» Problem
Narrow the data below down to the lines containing "силу".
* begin Data to process *
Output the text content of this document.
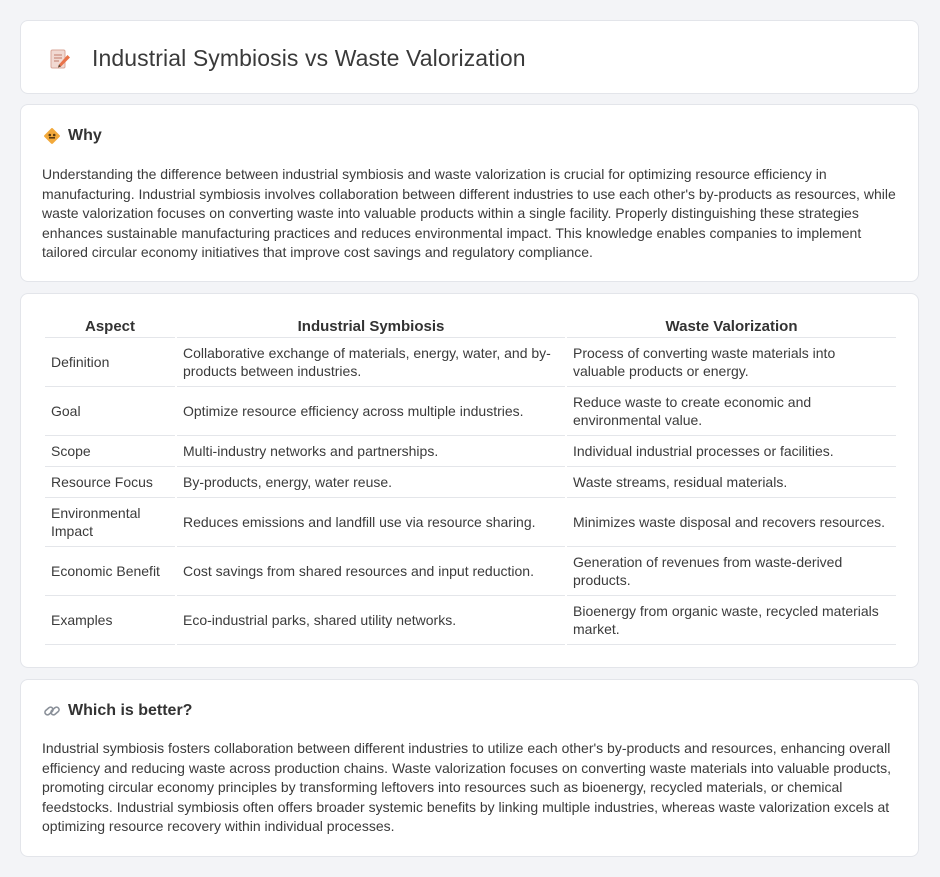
Industrial Symbiosis vs Waste Valorization
Why

Understanding the difference between industrial symbiosis and waste valorization is crucial for optimizing resource efficiency in manufacturing. Industrial symbiosis involves collaboration between different industries to use each other's by-products as resources, while waste valorization focuses on converting waste into valuable products within a single facility. Properly distinguishing these strategies enhances sustainable manufacturing practices and reduces environmental impact. This knowledge enables companies to implement tailored circular economy initiatives that improve cost savings and regulatory compliance.

Aspect	Industrial Symbiosis	Waste Valorization
Definition	Collaborative exchange of materials, energy, water, and by-products between industries.	Process of converting waste materials into valuable products or energy.
Goal	Optimize resource efficiency across multiple industries.	Reduce waste to create economic and environmental value.
Scope	Multi-industry networks and partnerships.	Individual industrial processes or facilities.
Resource Focus	By-products, energy, water reuse.	Waste streams, residual materials.
Environmental Impact	Reduces emissions and landfill use via resource sharing.	Minimizes waste disposal and recovers resources.
Economic Benefit	Cost savings from shared resources and input reduction.	Generation of revenues from waste-derived products.
Examples	Eco-industrial parks, shared utility networks.	Bioenergy from organic waste, recycled materials market.
Which is better?

Industrial symbiosis fosters collaboration between different industries to utilize each other's by-products and resources, enhancing overall efficiency and reducing waste across production chains. Waste valorization focuses on converting waste materials into valuable products, promoting circular economy principles by transforming leftovers into resources such as bioenergy, recycled materials, or chemical feedstocks. Industrial symbiosis often offers broader systemic benefits by linking multiple industries, whereas waste valorization excels at optimizing resource recovery within individual processes.
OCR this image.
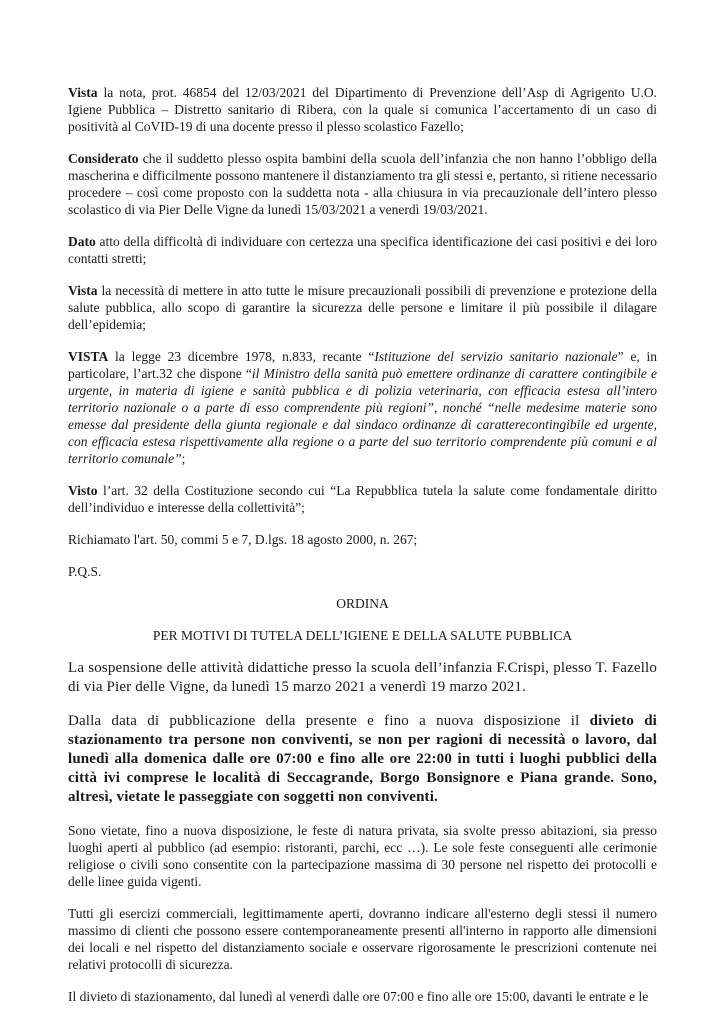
Vista la nota, prot. 46854 del 12/03/2021 del Dipartimento di Prevenzione dell’Asp di Agrigento U.O. Igiene Pubblica – Distretto sanitario di Ribera, con la quale si comunica l’accertamento di un caso di positività al CoVID-19 di una docente presso il plesso scolastico Fazello;

Considerato che il suddetto plesso ospita bambini della scuola dell’infanzia che non hanno l’obbligo della mascherina e difficilmente possono mantenere il distanziamento tra gli stessi e, pertanto, si ritiene necessario procedere – così come proposto con la suddetta nota - alla chiusura in via precauzionale dell’intero plesso scolastico di via Pier Delle Vigne da lunedì 15/03/2021 a venerdì 19/03/2021.

Dato atto della difficoltà di individuare con certezza una specifica identificazione dei casi positivi e dei loro contatti stretti;

Vista la necessità di mettere in atto tutte le misure precauzionali possibili di prevenzione e protezione della salute pubblica, allo scopo di garantire la sicurezza delle persone e limitare il più possibile il dilagare dell’epidemia;

VISTA la legge 23 dicembre 1978, n.833, recante “Istituzione del servizio sanitario nazionale” e, in particolare, l’art.32 che dispone “il Ministro della sanità può emettere ordinanze di carattere contingibile e urgente, in materia di igiene e sanità pubblica e di polizia veterinaria, con efficacia estesa all’intero territorio nazionale o a parte di esso comprendente più regioni”, nonché “nelle medesime materie sono emesse dal presidente della giunta regionale e dal sindaco ordinanze di caratterecontingibile ed urgente, con efficacia estesa rispettivamente alla regione o a parte del suo territorio comprendente più comuni e al territorio comunale”;

Visto l’art. 32 della Costituzione secondo cui “La Repubblica tutela la salute come fondamentale diritto dell’individuo e interesse della collettività”;

Richiamato l'art. 50, commi 5 e 7, D.lgs. 18 agosto 2000, n. 267;

P.Q.S.

ORDINA

PER MOTIVI DI TUTELA DELL’IGIENE E DELLA SALUTE PUBBLICA

La sospensione delle attività didattiche presso la scuola dell’infanzia F.Crispi, plesso T. Fazello di via Pier delle Vigne, da lunedì 15 marzo 2021 a venerdì 19 marzo 2021.

Dalla data di pubblicazione della presente e fino a nuova disposizione il divieto di stazionamento tra persone non conviventi, se non per ragioni di necessità o lavoro, dal lunedì alla domenica dalle ore 07:00 e fino alle ore 22:00 in tutti i luoghi pubblici della città ivi comprese le località di Seccagrande, Borgo Bonsignore e Piana grande. Sono, altresì, vietate le passeggiate con soggetti non conviventi.

Sono vietate, fino a nuova disposizione, le feste di natura privata, sia svolte presso abitazioni, sia presso luoghi aperti al pubblico (ad esempio: ristoranti, parchi, ecc …). Le sole feste conseguenti alle cerimonie religiose o civili sono consentite con la partecipazione massima di 30 persone nel rispetto dei protocolli e delle linee guida vigenti.

Tutti gli esercizi commerciali, legittimamente aperti, dovranno indicare all'esterno degli stessi il numero massimo di clienti che possono essere contemporaneamente presenti all'interno in rapporto alle dimensioni dei locali e nel rispetto del distanziamento sociale e osservare rigorosamente le prescrizioni contenute nei relativi protocolli di sicurezza.

Il divieto di stazionamento, dal lunedì al venerdì dalle ore 07:00 e fino alle ore 15:00, davanti le entrate e le
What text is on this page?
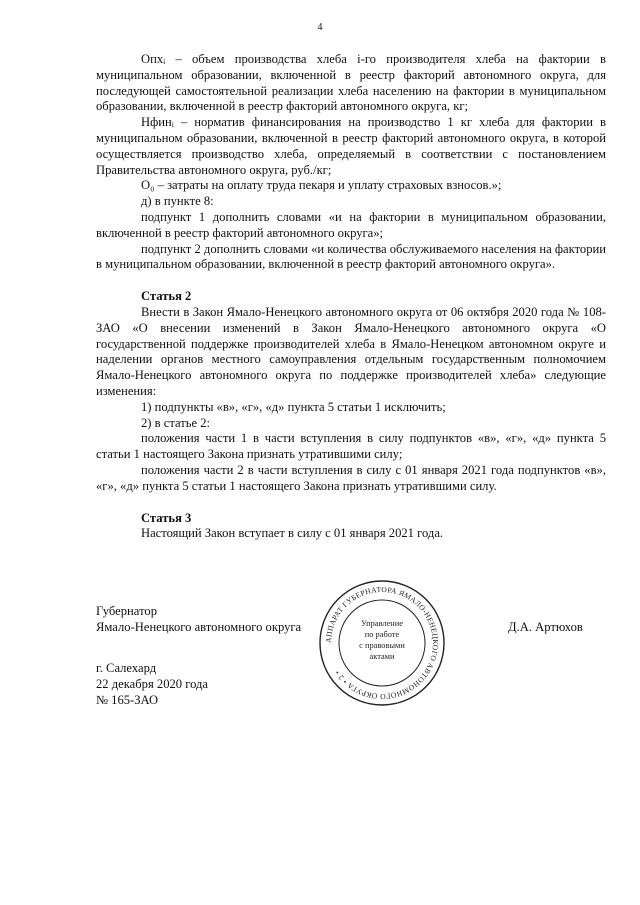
4

Опхᵢ – объем производства хлеба i-го производителя хлеба на фактории в муниципальном образовании, включенной в реестр факторий автономного округа, для последующей самостоятельной реализации хлеба населению на фактории в муниципальном образовании, включенной в реестр факторий автономного округа, кг;

Нфинᵢ – норматив финансирования на производство 1 кг хлеба для фактории в муниципальном образовании, включенной в реестр факторий автономного округа, в которой осуществляется производство хлеба, определяемый в соответствии с постановлением Правительства автономного округа, руб./кг;

О₀ – затраты на оплату труда пекаря и уплату страховых взносов.»;

д) в пункте 8:

подпункт 1 дополнить словами «и на фактории в муниципальном образовании, включенной в реестр факторий автономного округа»;

подпункт 2 дополнить словами «и количества обслуживаемого населения на фактории в муниципальном образовании, включенной в реестр факторий автономного округа».

Статья 2

Внести в Закон Ямало-Ненецкого автономного округа от 06 октября 2020 года № 108-ЗАО «О внесении изменений в Закон Ямало-Ненецкого автономного округа «О государственной поддержке производителей хлеба в Ямало-Ненецком автономном округе и наделении органов местного самоуправления отдельным государственным полномочием Ямало-Ненецкого автономного округа по поддержке производителей хлеба» следующие изменения:

1) подпункты «в», «г», «д» пункта 5 статьи 1 исключить;

2) в статье 2:

положения части 1 в части вступления в силу подпунктов «в», «г», «д» пункта 5 статьи 1 настоящего Закона признать утратившими силу;

положения части 2 в части вступления в силу с 01 января 2021 года подпунктов «в», «г», «д» пункта 5 статьи 1 настоящего Закона признать утратившими силу.

Статья 3

Настоящий Закон вступает в силу с 01 января 2021 года.

Губернатор
Ямало-Ненецкого автономного округа	Д.А. Артюхов
АППАРАТ ГУБЕРНАТОРА ЯМАЛО-НЕНЕЦКОГО АВТОНОМНОГО ОКРУГА • 2 •
Управление
по работе
с правовыми
актами
г. Салехард
22 декабря 2020 года
№ 165-ЗАО
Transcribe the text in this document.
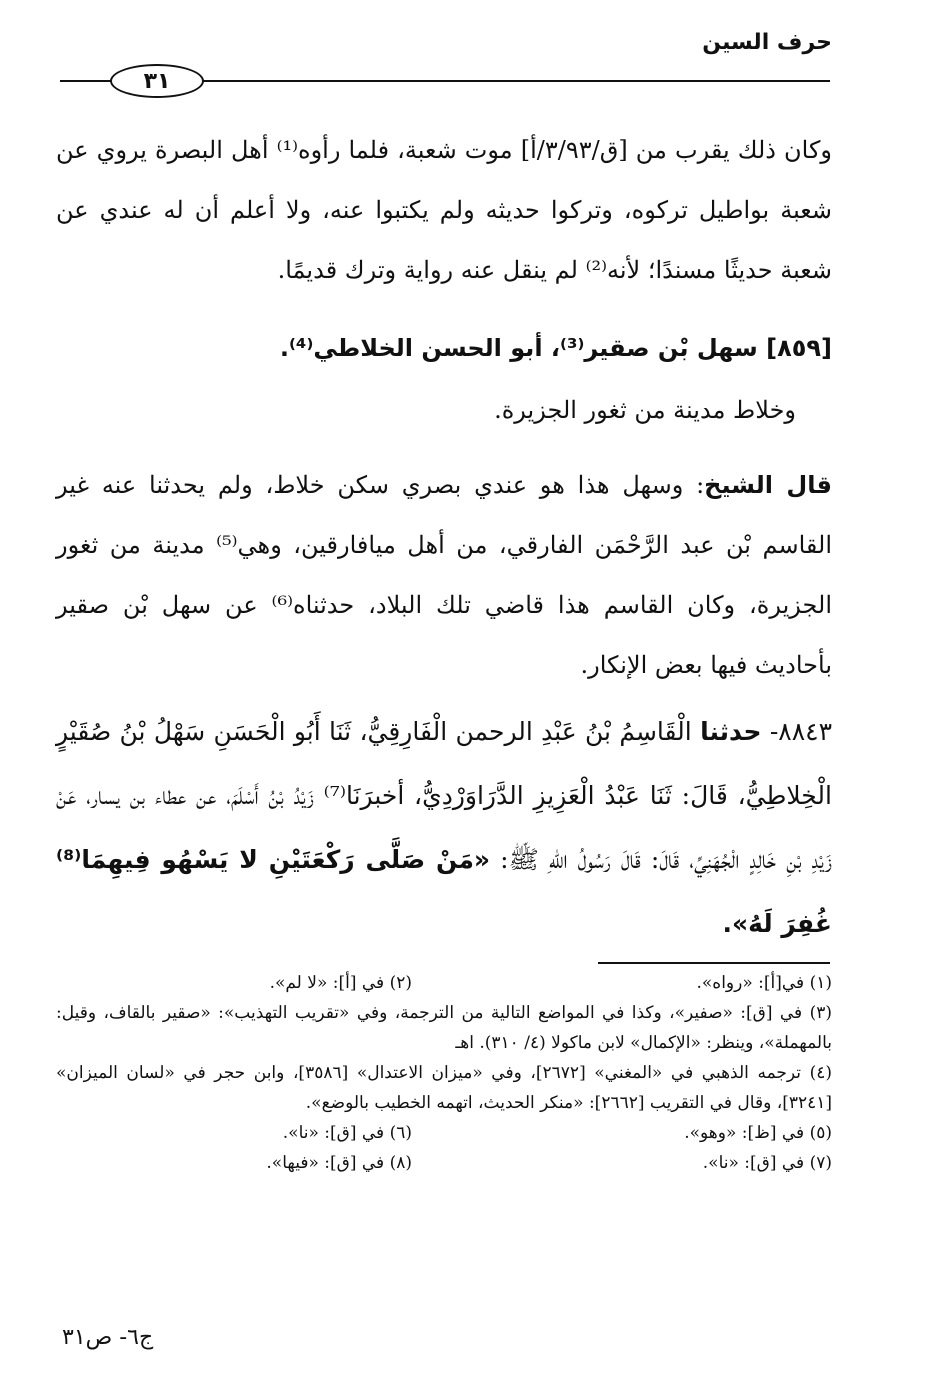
حرف السين
٣١
وكان ذلك يقرب من [ق/٣/٩٣/أ] موت شعبة، فلما رأوه⁽¹⁾ أهل البصرة يروي عن شعبة بواطيل تركوه، وتركوا حديثه ولم يكتبوا عنه، ولا أعلم أن له عندي عن شعبة حديثًا مسندًا؛ لأنه⁽²⁾ لم ينقل عنه رواية وترك قديمًا.
[٨٥٩] سهل بْن صقير⁽³⁾، أبو الحسن الخلاطي⁽⁴⁾.
وخلاط مدينة من ثغور الجزيرة.
قال الشيخ: وسهل هذا هو عندي بصري سكن خلاط، ولم يحدثنا عنه غير القاسم بْن عبد الرَّحْمَن الفارقي، من أهل ميافارقين، وهي⁽⁵⁾ مدينة من ثغور الجزيرة، وكان القاسم هذا قاضي تلك البلاد، حدثناه⁽⁶⁾ عن سهل بْن صقير بأحاديث فيها بعض الإنكار.
٨٨٤٣- حدثنا الْقَاسِمُ بْنُ عَبْدِ الرحمن الْفَارِقِيُّ، ثَنَا أَبُو الْحَسَنِ سَهْلُ بْنُ صُقَيْرٍ الْخِلاطِيُّ، قَالَ: ثَنَا عَبْدُ الْعَزِيزِ الدَّرَاوَرْدِيُّ، أخبرَنَا⁽⁷⁾ زَيْدُ بْنُ أَسْلَمَ، عن عطاء بن يسار، عَنْ زَيْدِ بْنِ خَالِدٍ الْجُهَنِيِّ، قَالَ: قَالَ رَسُولُ اللهِ ﷺ: «مَنْ صَلَّى رَكْعَتَيْنِ لا يَسْهُو فِيهِمَا⁽⁸⁾ غُفِرَ لَهُ».
(١) في[أ]: «رواه».
(٢) في [أ]: «لا لم».
(٣) في [ق]: «صفير»، وكذا في المواضع التالية من الترجمة، وفي «تقريب التهذيب»: «صقير بالقاف، وقيل: بالمهملة»، وينظر: «الإكمال» لابن ماكولا (٤/ ٣١٠). اهـ
(٤) ترجمه الذهبي في «المغني» [٢٦٧٢]، وفي «ميزان الاعتدال» [٣٥٨٦]، وابن حجر في «لسان الميزان» [٣٢٤١]، وقال في التقريب [٢٦٦٢]: «منكر الحديث، اتهمه الخطيب بالوضع».
(٥) في [ظ]: «وهو».
(٦) في [ق]: «نا».
(٧) في [ق]: «نا».
(٨) في [ق]: «فيها».
ج٦- ص٣١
* end Data to process *
» Exercise solution
положения части 1 в части вступления в силу подпунктов «в», «г», «д» пункта 5 статьи 1 настоящего Закона признать утратившими силу;
положения части 2 в части вступления в силу с 01 января 2021 года подпунктов «в», «г», «д» пункта 5 статьи 1 настоящего Закона признать утратившими силу.
Настоящий Закон вступает в силу с 01 января 2021 года.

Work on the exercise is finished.